>> Start Passage to read

Salt: A World History Summary & Study Guide includes comprehensive information and analysis to help you understand the book. This study guide contains the following sections:

This detailed literature summary also contains Topics for Discussion and a Free Quiz on Salt: A World History by Mark Kurlansky.

Salt is the history of the world told from the point of view of the only rock that we eat, which is salt. The scope of this book is epic in that it starts at the beginning of recorded world history and ends at roughly present day times.

The first several chapters in the first section of the book deal with the procurement and use of salt in the ancient world. The Chinese and the Egyptians were the first to use salt on a large scale. The Egyptians collected evaporated salt from the sea and the Nile and they used the salt in their food as well as an essential ingredient in preserving the body during mummification. The Chinese used evaporated salt to salt fish and to create a condiment that we still use, soy sauce. It was the Romans though, with their fish based diet that really used salt extensively in their cuisine. One of the most popular Roman sauces, garum, was made from fermented fish in a brine sauce. They used this sauce on everything and salt became an important resource. Our words "salary" and "salad" are both derived from Latin words. Sometimes Roman soldiers were paid in salt, hence "salary" and a "salad" is a collection of vegetables that is doused in a brine sauce before eating.

>> End Passage to read
>> Start Dataset content

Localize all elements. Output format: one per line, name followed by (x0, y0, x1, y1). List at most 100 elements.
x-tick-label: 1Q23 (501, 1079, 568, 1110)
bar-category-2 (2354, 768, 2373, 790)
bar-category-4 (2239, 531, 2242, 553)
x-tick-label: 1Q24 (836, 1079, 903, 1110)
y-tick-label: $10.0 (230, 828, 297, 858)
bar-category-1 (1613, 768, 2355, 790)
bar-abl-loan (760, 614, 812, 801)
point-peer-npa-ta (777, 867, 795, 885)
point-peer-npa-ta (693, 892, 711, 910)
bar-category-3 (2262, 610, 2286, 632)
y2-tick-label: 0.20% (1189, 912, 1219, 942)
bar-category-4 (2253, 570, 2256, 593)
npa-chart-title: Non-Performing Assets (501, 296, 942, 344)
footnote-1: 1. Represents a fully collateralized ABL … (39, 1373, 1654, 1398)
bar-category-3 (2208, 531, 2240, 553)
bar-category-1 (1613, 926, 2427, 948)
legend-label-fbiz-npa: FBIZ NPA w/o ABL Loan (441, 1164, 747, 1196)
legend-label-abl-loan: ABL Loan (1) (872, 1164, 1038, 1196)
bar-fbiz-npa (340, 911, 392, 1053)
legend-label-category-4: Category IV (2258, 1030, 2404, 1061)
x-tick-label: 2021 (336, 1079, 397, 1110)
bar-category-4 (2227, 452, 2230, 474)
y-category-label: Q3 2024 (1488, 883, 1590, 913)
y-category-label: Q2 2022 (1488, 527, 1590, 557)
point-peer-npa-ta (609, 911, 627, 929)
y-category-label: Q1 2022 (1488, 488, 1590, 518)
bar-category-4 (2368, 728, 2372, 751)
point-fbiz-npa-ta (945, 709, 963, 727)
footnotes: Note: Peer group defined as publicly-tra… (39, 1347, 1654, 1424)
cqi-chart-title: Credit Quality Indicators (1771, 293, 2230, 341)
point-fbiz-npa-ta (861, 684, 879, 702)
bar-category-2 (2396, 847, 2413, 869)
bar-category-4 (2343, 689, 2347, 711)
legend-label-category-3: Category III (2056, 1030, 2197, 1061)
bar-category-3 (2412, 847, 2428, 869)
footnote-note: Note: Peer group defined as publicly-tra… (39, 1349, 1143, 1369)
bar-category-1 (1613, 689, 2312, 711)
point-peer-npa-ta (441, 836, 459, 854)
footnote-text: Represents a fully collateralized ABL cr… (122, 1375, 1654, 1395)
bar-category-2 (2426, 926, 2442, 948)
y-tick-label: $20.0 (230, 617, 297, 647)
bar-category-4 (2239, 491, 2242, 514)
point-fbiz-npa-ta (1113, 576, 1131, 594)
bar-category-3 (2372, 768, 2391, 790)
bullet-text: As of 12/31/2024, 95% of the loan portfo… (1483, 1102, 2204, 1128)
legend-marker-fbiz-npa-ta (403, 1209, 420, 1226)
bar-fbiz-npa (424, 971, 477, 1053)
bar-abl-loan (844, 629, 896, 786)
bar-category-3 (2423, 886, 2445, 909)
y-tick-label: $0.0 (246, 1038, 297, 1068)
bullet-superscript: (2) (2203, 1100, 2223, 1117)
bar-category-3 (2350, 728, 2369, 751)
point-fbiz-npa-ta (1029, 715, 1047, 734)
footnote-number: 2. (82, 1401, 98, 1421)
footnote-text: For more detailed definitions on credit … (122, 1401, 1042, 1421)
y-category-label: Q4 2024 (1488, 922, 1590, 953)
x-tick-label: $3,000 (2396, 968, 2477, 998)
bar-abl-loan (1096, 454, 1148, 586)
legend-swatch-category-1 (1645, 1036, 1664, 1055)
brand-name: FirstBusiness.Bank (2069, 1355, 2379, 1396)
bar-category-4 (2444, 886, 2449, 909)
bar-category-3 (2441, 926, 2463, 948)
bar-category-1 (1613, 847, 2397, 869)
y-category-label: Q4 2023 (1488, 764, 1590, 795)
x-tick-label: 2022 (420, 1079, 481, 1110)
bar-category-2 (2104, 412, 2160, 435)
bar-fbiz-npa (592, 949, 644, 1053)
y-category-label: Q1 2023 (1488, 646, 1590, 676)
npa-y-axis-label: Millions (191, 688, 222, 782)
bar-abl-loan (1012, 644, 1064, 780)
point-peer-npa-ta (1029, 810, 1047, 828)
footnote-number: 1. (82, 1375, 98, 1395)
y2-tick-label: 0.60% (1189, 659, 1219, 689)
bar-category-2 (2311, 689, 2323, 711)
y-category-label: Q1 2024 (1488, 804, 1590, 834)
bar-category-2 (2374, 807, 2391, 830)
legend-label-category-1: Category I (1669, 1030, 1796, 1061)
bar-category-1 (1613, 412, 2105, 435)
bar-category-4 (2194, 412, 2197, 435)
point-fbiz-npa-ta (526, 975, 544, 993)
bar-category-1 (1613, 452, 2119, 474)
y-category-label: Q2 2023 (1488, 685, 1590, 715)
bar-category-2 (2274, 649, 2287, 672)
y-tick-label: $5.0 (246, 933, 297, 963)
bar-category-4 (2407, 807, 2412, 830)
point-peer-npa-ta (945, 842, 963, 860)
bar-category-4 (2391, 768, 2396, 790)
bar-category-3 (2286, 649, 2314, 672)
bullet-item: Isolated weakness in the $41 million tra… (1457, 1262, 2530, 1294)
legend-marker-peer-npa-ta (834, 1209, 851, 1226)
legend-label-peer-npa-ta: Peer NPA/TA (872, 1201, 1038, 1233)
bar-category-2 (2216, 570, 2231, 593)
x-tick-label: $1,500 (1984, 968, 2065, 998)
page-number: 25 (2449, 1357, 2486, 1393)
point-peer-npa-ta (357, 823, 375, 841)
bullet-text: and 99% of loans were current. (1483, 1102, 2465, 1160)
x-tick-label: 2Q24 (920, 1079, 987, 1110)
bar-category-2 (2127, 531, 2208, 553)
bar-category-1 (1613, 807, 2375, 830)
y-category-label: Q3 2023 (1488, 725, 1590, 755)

>> End Dataset content

● **Set of tasks**:
a) Answer these from the salt study guide:
(i) At about what point in time does the book's history end?
(ii) Which two peoples were the first to use salt on a large scale?
(iii) What was the Roman sauce garum made from?
b) Retype part of the salt study guide word for word: begin at the words "This detailed literature" and stop after "present day times.".
c) Extend the salt study guide, picking up right after its final sentence.
The records are not needed for anything here.

● **Solved problems**:
a)
(i) Roughly present day times.
(ii) The Chinese and the Egyptians.
(iii) Fermented fish in a brine sauce.

b)
This detailed literature summary also contains Topics for Discussion and a Free Quiz on Salt: A World History by Mark Kurlansky.

Salt is the history of the world told from the point of view of the only rock that we eat, which is salt. The scope of this book is epic in that it starts at the beginning of recorded world history and ends at roughly present day times.

c)
The next several chapters deal with the importance of salt in Christian Europe during the middle Ages and into the Early Modern period. Salt was important to the early Gauls and Celts who lived in Europe before the Roman conquests and these people found and worked elaborate salt mines. In Catholic Europe, the church had placed certain dietary restriction forbidding meat on Fridays and church holidays. This created an enormous market for fish. Before refrigeration, the only way to package and transport fish was through salting. Cod, the perfect fish for salting, was discovered around this time and became an enormous culinary hit in Europe. The cod trade powered the English and northern European economies and it was the search for cod that eventually led explorers to North America.

In America, the cod industry put strains on the relationship of the colonists to Britain, leading to the American Revolution. The revolution itself was endangered by the shortages of salt in the colonies. In France, the hated "gabelle" tax on salt put pressures on the people and symbolized the injustice of the French government, eventually leading to the French Revolution. In India, in the early 20th century, a reformer named Gandhi led his followers on a long march across the country to protest the oppressive British salt restrictions. This march was the spark that led to Indian independence.

In the 18th and 19th centuries as chemical and technical expertise increased, scientist eventually discovered how to synthesize salt and to improve the technique of making salt. Eventually, American manufacturer Morton's began producing and transporting salt at a rate almost no one could compete with making them the largest salt manufacturers in the world. Much of the historic struggle to find salt is no reduced to a cheap trip to the supermarket.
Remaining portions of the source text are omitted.